- **WRITTEN EXERCISE**: Copy out every line of the listing below word for word, leaving out the pictures.

- **PROVIDED DATA**:
>> START
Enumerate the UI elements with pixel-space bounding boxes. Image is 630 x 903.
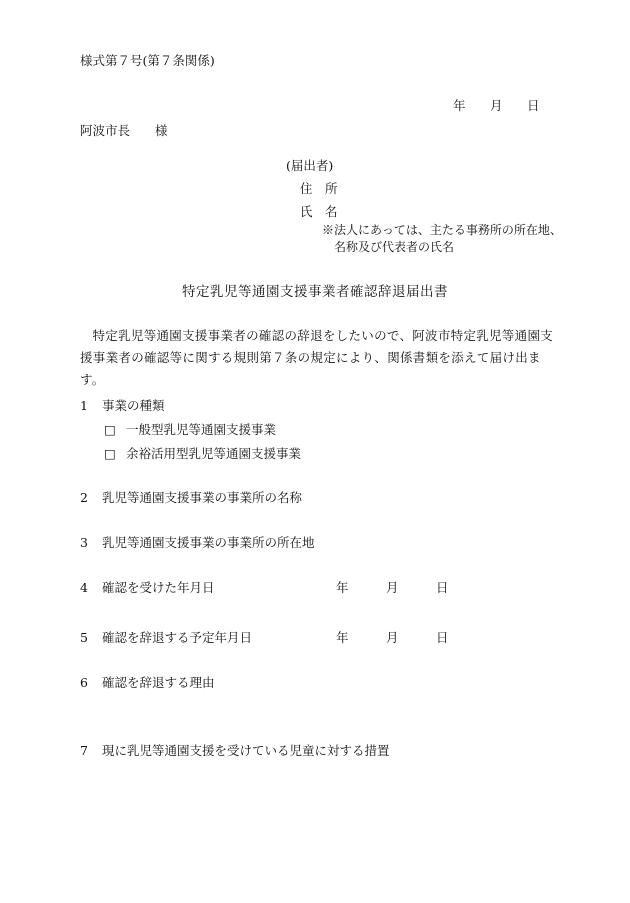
applicant-note-line1: ※法人にあっては、主たる事務所の所在地、 — [322, 223, 562, 237]
submission-date — [453, 100, 540, 113]
date-month-label: 月 — [490, 98, 503, 113]
applicant-note-line2: 名称及び代表者の氏名 — [322, 240, 455, 254]
section-7-number: 7 — [80, 743, 88, 758]
option-surplus-type[interactable] — [104, 448, 301, 461]
checkbox-icon[interactable]: □ — [104, 422, 116, 437]
option-general-type[interactable] — [104, 424, 276, 437]
section-4-label: 確認を受けた年月日 — [102, 580, 215, 595]
section-6 — [80, 677, 215, 690]
section-3 — [80, 537, 315, 550]
section-5-label: 確認を辞退する予定年月日 — [102, 630, 253, 645]
applicant-address-label: 住 所 — [300, 181, 338, 196]
section-4-year: 年 — [336, 580, 349, 595]
document-title: 特定乳児等通園支援事業者確認辞退届出書 — [182, 284, 448, 300]
applicant-heading: (届出者) — [286, 158, 334, 173]
section-3-number: 3 — [80, 535, 88, 550]
checkbox-icon[interactable]: □ — [104, 446, 116, 461]
section-5-date — [336, 632, 486, 645]
section-2-number: 2 — [80, 490, 88, 505]
form-number: 様式第７号(第７条関係) — [80, 53, 215, 68]
addressee: 阿波市長 様 — [80, 123, 168, 138]
applicant-note — [322, 222, 562, 256]
section-5-day: 日 — [436, 630, 449, 645]
section-6-label: 確認を辞退する理由 — [102, 675, 215, 690]
section-2 — [80, 492, 302, 505]
option-label: 一般型乳児等通園支援事業 — [126, 422, 277, 437]
section-6-number: 6 — [80, 675, 88, 690]
body-paragraph: 特定乳児等通園支援事業者の確認の辞退をしたいので、阿波市特定乳児等通園支援事業者の確認等に関する規則第７条の規定により、関係書類を添えて届け出ます。 — [80, 328, 554, 387]
section-1-label: 事業の種類 — [102, 398, 165, 413]
section-4-date — [336, 582, 486, 595]
date-day-label: 日 — [527, 98, 540, 113]
section-7-label: 現に乳児等通園支援を受けている児童に対する措置 — [102, 743, 390, 758]
section-2-label: 乳児等通園支援事業の事業所の名称 — [102, 490, 303, 505]
section-1-number: 1 — [80, 398, 88, 413]
section-5-year: 年 — [336, 630, 349, 645]
date-year-label: 年 — [453, 98, 466, 113]
section-4-month: 月 — [386, 580, 399, 595]
section-7 — [80, 745, 390, 758]
section-4-number: 4 — [80, 580, 88, 595]
section-5 — [80, 632, 252, 645]
option-label: 余裕活用型乳児等通園支援事業 — [126, 446, 302, 461]
section-4-day: 日 — [436, 580, 449, 595]
applicant-name-label: 氏 名 — [300, 204, 338, 219]
section-5-month: 月 — [386, 630, 399, 645]
section-3-label: 乳児等通園支援事業の事業所の所在地 — [102, 535, 315, 550]
section-5-number: 5 — [80, 630, 88, 645]
section-4 — [80, 582, 215, 595]
section-1 — [80, 400, 165, 413]
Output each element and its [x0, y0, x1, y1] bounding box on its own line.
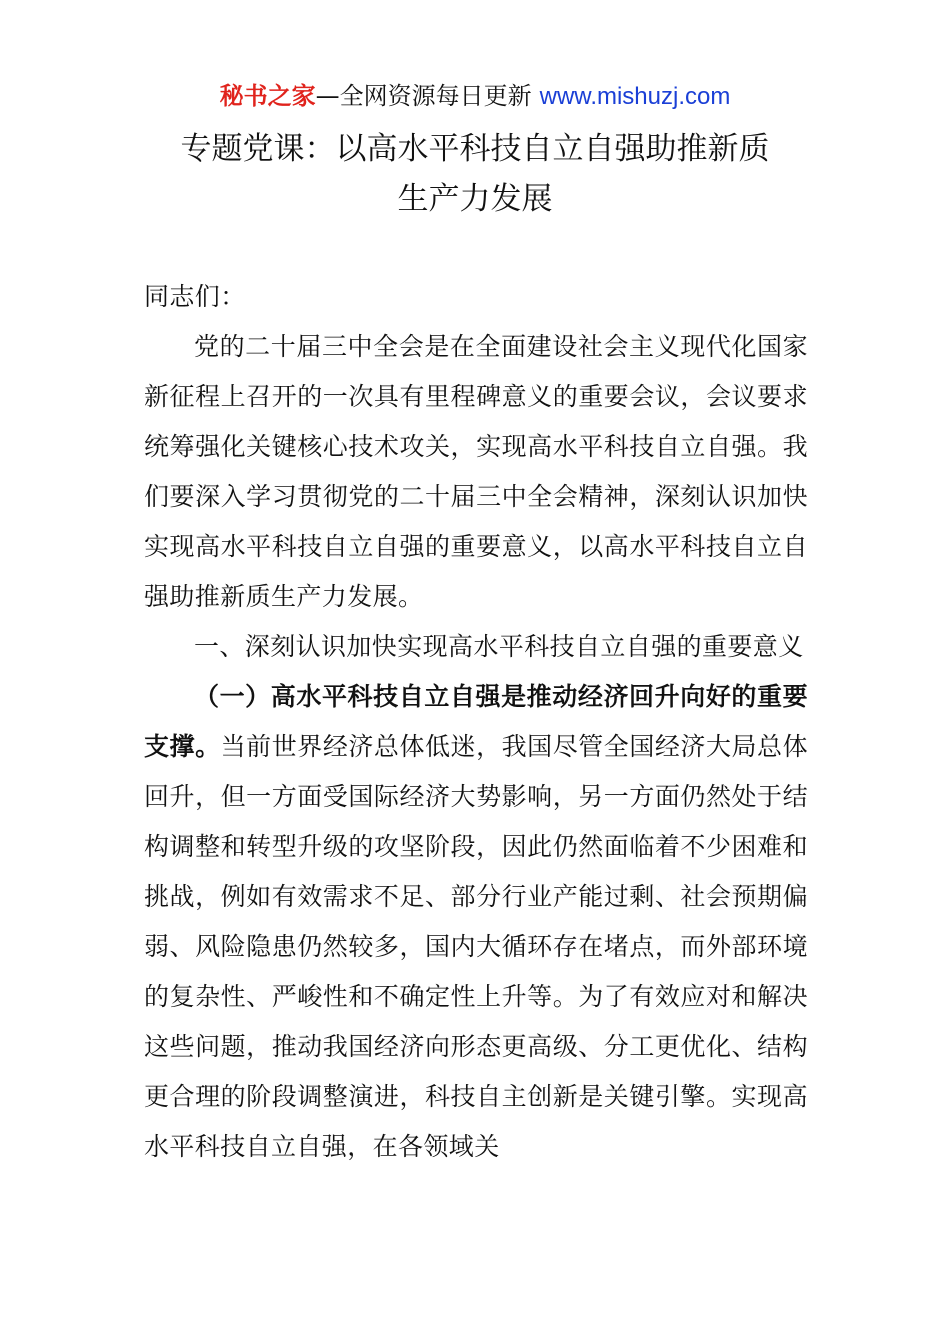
>> END
- **OUTPUT**:
Enumerate the UI elements with pixel-space bounding boxes. Image is 630 x 903.
applicant-note-line1: ※法人にあっては、主たる事務所の所在地、 — [322, 223, 562, 237]
submission-date — [453, 100, 540, 113]
date-month-label: 月 — [490, 98, 503, 113]
applicant-note-line2: 名称及び代表者の氏名 — [322, 240, 455, 254]
section-7-number: 7 — [80, 743, 88, 758]
option-surplus-type[interactable] — [104, 448, 301, 461]
checkbox-icon[interactable]: □ — [104, 422, 116, 437]
option-general-type[interactable] — [104, 424, 276, 437]
section-4-label: 確認を受けた年月日 — [102, 580, 215, 595]
section-6 — [80, 677, 215, 690]
section-3 — [80, 537, 315, 550]
section-5-label: 確認を辞退する予定年月日 — [102, 630, 253, 645]
applicant-address-label: 住 所 — [300, 181, 338, 196]
section-4-year: 年 — [336, 580, 349, 595]
document-title: 特定乳児等通園支援事業者確認辞退届出書 — [182, 284, 448, 300]
applicant-heading: (届出者) — [286, 158, 334, 173]
section-3-number: 3 — [80, 535, 88, 550]
checkbox-icon[interactable]: □ — [104, 446, 116, 461]
section-5-date — [336, 632, 486, 645]
section-2-number: 2 — [80, 490, 88, 505]
form-number: 様式第７号(第７条関係) — [80, 53, 215, 68]
addressee: 阿波市長 様 — [80, 123, 168, 138]
applicant-note — [322, 222, 562, 256]
section-5-day: 日 — [436, 630, 449, 645]
section-6-label: 確認を辞退する理由 — [102, 675, 215, 690]
section-2 — [80, 492, 302, 505]
option-label: 一般型乳児等通園支援事業 — [126, 422, 277, 437]
section-6-number: 6 — [80, 675, 88, 690]
body-paragraph: 特定乳児等通園支援事業者の確認の辞退をしたいので、阿波市特定乳児等通園支援事業者の確認等に関する規則第７条の規定により、関係書類を添えて届け出ます。 — [80, 328, 554, 387]
section-1-label: 事業の種類 — [102, 398, 165, 413]
section-4-date — [336, 582, 486, 595]
date-day-label: 日 — [527, 98, 540, 113]
section-7-label: 現に乳児等通園支援を受けている児童に対する措置 — [102, 743, 390, 758]
section-2-label: 乳児等通園支援事業の事業所の名称 — [102, 490, 303, 505]
section-1-number: 1 — [80, 398, 88, 413]
section-5-year: 年 — [336, 630, 349, 645]
date-year-label: 年 — [453, 98, 466, 113]
section-4-month: 月 — [386, 580, 399, 595]
section-7 — [80, 745, 390, 758]
section-4-number: 4 — [80, 580, 88, 595]
section-5 — [80, 632, 252, 645]
option-label: 余裕活用型乳児等通園支援事業 — [126, 446, 302, 461]
section-4-day: 日 — [436, 580, 449, 595]
applicant-name-label: 氏 名 — [300, 204, 338, 219]
section-5-month: 月 — [386, 630, 399, 645]
section-3-label: 乳児等通園支援事業の事業所の所在地 — [102, 535, 315, 550]
section-5-number: 5 — [80, 630, 88, 645]
section-4 — [80, 582, 215, 595]
section-1 — [80, 400, 165, 413]
Output each element and its [x0, y0, x1, y1] bounding box on its own line.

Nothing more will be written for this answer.